[Requirement] Filter the listing below for "Lateral" and report every line that has it.

[Data to use]
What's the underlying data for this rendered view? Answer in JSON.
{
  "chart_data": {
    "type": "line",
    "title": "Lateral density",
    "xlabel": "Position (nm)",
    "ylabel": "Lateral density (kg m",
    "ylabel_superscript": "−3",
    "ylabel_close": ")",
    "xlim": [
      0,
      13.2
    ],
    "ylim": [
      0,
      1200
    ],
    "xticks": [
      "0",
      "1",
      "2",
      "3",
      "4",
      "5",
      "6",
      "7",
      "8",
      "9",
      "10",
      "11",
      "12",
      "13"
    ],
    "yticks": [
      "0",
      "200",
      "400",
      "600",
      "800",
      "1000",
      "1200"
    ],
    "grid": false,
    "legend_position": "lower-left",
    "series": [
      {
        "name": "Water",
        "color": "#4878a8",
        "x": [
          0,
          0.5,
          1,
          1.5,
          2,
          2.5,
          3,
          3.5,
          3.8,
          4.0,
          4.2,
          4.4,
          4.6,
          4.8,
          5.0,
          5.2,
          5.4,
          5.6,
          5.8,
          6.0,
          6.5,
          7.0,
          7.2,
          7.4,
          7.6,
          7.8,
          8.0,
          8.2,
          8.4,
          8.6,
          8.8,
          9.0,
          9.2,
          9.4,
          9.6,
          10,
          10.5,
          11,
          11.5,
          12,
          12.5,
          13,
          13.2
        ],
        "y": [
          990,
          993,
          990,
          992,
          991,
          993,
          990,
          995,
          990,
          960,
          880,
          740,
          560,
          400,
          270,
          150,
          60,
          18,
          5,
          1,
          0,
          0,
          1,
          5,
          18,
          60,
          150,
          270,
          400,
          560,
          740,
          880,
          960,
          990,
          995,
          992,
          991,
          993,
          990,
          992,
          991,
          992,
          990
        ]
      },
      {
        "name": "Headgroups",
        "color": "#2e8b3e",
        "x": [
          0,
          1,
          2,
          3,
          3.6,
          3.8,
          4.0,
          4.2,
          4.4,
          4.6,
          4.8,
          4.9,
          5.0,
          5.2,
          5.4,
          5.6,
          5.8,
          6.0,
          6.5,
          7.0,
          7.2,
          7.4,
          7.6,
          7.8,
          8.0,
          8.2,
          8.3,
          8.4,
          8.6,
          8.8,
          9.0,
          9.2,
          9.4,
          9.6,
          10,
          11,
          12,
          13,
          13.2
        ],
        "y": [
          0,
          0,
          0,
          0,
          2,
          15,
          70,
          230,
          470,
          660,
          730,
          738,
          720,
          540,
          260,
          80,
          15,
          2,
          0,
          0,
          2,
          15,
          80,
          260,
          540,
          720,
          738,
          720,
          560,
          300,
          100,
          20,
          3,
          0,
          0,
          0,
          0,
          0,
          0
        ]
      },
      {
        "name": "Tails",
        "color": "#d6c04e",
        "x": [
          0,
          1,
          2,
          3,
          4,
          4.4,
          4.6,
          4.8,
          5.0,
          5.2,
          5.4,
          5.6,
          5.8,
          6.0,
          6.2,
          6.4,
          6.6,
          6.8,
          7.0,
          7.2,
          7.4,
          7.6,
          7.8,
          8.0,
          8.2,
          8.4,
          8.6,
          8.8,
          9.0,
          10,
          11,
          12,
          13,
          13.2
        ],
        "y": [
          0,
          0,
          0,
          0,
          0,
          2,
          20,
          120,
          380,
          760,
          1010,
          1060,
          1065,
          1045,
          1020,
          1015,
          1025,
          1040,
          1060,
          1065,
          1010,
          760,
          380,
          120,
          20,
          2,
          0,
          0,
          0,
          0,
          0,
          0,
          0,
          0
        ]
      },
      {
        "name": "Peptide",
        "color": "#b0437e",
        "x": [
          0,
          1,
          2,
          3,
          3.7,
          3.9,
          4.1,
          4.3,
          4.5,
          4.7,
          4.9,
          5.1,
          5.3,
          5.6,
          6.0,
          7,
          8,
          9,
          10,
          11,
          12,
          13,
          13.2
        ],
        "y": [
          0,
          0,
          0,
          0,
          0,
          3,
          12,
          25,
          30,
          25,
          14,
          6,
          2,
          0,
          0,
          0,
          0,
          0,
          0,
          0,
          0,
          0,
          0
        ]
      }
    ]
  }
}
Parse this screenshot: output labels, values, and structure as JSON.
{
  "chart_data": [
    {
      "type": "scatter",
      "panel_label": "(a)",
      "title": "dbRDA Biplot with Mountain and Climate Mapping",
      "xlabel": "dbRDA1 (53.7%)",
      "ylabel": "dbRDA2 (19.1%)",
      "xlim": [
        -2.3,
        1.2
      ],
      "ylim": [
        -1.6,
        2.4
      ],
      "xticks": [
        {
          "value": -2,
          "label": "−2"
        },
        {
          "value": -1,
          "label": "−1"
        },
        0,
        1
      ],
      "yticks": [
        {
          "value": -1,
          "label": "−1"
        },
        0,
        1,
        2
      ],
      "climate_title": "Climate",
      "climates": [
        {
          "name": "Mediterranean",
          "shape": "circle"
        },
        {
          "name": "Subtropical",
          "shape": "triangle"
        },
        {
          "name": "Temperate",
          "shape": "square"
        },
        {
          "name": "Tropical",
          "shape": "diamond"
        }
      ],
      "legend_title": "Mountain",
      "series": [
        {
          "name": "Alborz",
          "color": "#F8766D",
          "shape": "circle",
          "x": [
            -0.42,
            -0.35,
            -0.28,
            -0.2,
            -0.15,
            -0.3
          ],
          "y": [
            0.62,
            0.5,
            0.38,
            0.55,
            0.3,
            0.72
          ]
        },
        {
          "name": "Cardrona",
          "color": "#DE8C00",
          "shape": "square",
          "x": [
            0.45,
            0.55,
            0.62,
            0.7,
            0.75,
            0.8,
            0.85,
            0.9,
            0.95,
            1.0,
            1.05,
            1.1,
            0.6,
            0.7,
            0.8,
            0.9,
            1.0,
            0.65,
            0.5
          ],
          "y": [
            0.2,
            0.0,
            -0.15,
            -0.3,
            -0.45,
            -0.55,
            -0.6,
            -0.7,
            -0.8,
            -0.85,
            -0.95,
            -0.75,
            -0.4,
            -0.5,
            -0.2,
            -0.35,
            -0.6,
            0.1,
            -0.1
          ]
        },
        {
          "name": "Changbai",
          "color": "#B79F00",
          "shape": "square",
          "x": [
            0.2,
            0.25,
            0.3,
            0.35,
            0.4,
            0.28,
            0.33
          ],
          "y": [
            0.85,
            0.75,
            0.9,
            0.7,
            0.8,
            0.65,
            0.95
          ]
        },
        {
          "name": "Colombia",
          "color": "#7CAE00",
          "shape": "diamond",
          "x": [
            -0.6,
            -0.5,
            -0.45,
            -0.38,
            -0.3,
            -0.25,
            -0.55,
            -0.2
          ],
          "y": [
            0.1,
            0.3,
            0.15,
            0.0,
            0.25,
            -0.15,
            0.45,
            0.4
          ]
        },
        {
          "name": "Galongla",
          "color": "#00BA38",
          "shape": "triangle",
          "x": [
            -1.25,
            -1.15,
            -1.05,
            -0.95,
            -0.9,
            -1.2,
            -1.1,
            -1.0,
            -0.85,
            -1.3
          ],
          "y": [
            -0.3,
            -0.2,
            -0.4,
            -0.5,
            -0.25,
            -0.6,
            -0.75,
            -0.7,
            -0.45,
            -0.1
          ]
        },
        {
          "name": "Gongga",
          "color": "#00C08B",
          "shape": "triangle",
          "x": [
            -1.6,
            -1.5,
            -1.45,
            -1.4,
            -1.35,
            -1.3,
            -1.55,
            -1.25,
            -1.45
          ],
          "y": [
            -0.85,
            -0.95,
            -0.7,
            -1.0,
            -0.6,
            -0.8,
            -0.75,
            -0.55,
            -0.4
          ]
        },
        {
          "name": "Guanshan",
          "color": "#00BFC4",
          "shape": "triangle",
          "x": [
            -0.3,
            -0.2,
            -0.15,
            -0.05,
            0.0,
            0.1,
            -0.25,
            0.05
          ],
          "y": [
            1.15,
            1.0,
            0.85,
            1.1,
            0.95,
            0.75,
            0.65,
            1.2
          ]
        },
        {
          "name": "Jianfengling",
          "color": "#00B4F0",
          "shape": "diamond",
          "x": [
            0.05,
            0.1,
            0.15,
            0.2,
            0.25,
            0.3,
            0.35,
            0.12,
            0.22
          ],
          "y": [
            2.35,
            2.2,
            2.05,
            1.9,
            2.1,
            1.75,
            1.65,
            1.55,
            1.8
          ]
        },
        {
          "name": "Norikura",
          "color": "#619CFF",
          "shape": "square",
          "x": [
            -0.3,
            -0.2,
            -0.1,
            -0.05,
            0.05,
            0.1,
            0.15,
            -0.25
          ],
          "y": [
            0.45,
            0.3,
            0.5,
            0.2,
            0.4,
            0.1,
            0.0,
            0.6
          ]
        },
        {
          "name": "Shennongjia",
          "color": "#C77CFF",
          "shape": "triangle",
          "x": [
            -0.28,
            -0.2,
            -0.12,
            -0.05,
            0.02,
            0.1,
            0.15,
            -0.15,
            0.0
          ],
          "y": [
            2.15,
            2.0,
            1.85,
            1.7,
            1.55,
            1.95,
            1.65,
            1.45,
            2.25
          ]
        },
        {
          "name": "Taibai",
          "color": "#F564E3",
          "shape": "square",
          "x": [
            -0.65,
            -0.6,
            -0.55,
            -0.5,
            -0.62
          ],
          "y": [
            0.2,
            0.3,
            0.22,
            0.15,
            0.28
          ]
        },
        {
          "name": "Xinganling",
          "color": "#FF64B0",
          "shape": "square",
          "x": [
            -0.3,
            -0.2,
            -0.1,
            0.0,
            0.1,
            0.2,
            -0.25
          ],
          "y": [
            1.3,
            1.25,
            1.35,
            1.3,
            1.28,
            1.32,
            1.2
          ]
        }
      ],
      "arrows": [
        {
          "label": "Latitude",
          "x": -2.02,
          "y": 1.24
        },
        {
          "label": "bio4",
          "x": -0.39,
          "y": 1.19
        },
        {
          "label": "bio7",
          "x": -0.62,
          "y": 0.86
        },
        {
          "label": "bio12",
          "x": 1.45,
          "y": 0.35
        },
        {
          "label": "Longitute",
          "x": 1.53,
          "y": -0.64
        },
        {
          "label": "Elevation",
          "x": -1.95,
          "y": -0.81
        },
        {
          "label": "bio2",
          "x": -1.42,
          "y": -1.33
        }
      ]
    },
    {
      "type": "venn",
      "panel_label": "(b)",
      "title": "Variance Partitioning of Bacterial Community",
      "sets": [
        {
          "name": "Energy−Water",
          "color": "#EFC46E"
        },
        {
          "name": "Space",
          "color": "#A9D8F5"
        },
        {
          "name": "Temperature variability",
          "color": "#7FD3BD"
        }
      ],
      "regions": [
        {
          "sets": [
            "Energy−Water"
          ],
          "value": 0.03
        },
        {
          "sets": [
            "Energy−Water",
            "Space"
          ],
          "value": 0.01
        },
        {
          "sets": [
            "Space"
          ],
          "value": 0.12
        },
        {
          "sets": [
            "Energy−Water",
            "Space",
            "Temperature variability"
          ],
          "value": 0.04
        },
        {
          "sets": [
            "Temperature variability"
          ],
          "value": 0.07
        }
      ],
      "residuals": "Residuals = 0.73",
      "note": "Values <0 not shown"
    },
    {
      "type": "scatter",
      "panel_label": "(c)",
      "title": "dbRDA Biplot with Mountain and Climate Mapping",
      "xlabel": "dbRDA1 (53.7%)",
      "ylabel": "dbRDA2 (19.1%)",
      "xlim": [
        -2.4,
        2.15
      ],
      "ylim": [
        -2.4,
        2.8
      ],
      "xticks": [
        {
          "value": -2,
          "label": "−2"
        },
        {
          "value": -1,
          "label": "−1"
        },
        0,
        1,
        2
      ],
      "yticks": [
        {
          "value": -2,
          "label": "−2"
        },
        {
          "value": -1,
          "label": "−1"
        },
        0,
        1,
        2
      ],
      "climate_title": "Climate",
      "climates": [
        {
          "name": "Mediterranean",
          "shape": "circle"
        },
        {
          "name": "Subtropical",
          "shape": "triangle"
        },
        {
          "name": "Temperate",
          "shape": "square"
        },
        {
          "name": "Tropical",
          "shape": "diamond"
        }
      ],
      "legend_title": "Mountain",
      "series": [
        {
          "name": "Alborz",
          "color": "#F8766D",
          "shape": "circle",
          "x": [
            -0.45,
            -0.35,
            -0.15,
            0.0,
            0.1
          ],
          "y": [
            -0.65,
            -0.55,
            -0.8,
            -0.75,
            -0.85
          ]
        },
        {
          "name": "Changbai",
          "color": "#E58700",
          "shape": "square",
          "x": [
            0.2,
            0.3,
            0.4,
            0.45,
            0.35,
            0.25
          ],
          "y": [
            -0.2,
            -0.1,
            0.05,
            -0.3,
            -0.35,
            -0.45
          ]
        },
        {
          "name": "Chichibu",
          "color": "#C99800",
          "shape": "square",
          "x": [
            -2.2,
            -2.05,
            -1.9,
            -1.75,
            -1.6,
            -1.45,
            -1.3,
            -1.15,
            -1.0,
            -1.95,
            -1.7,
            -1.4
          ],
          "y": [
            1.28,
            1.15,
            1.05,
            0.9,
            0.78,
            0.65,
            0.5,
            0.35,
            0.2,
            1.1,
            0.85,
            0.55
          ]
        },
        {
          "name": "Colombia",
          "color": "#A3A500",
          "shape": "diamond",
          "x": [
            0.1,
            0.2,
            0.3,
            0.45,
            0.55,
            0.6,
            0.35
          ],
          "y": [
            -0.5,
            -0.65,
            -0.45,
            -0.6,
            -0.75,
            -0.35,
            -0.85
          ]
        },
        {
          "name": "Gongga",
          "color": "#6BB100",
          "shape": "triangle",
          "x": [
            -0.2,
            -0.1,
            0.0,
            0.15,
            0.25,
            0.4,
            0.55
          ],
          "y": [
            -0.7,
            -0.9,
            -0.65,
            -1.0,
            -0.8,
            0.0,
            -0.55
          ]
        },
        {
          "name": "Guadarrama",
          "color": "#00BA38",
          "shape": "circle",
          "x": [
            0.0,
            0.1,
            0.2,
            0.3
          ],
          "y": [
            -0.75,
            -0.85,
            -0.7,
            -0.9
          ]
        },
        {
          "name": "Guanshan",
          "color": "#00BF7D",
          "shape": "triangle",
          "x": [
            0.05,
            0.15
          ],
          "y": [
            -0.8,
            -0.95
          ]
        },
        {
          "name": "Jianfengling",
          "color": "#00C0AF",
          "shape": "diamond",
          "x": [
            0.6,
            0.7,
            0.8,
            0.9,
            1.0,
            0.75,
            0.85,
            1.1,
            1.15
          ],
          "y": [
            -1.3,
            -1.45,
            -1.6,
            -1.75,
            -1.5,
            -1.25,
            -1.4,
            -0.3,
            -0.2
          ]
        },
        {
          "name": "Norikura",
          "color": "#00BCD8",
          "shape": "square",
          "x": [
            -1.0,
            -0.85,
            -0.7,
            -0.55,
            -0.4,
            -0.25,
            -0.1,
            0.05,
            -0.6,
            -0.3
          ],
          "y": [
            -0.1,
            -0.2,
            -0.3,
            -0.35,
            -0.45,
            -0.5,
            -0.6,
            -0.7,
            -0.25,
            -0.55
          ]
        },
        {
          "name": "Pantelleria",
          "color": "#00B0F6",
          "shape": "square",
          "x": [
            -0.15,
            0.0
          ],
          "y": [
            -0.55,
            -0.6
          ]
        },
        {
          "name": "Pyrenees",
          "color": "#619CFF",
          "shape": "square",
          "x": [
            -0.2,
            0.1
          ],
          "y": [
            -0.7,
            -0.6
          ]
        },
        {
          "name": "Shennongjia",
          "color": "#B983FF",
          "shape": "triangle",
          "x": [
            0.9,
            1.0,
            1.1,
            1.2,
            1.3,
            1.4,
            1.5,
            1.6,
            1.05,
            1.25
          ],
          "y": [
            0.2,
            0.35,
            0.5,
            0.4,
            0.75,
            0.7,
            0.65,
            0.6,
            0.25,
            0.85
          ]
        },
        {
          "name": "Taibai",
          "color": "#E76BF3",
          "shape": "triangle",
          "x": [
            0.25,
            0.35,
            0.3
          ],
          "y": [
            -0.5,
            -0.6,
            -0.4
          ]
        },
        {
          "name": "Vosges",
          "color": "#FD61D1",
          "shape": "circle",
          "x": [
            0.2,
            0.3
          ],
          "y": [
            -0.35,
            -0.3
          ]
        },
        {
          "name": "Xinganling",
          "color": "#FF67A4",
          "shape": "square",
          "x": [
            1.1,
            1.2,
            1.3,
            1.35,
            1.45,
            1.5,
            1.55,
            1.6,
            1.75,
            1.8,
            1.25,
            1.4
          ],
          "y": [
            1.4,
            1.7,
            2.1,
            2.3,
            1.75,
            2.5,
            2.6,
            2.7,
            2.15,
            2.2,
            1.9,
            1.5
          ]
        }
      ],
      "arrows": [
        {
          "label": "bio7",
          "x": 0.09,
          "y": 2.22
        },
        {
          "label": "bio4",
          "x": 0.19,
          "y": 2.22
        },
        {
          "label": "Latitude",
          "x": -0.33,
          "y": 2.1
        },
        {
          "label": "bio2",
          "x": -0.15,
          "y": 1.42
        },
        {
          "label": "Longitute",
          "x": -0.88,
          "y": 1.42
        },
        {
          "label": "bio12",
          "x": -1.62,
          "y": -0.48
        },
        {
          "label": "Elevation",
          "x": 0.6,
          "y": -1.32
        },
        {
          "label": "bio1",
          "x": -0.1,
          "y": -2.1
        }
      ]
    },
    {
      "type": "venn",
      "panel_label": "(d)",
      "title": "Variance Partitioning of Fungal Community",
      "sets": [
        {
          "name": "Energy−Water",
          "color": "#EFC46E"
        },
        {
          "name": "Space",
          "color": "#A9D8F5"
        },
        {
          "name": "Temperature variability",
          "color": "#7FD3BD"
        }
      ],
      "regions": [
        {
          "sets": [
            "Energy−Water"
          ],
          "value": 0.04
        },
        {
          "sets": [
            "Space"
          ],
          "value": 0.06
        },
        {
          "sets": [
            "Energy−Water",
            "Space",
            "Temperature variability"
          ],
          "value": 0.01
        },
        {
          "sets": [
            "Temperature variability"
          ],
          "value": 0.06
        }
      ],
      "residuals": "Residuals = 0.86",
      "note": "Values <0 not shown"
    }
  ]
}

[Result below]
    "title": "Lateral density",
    "ylabel": "Lateral density (kg m",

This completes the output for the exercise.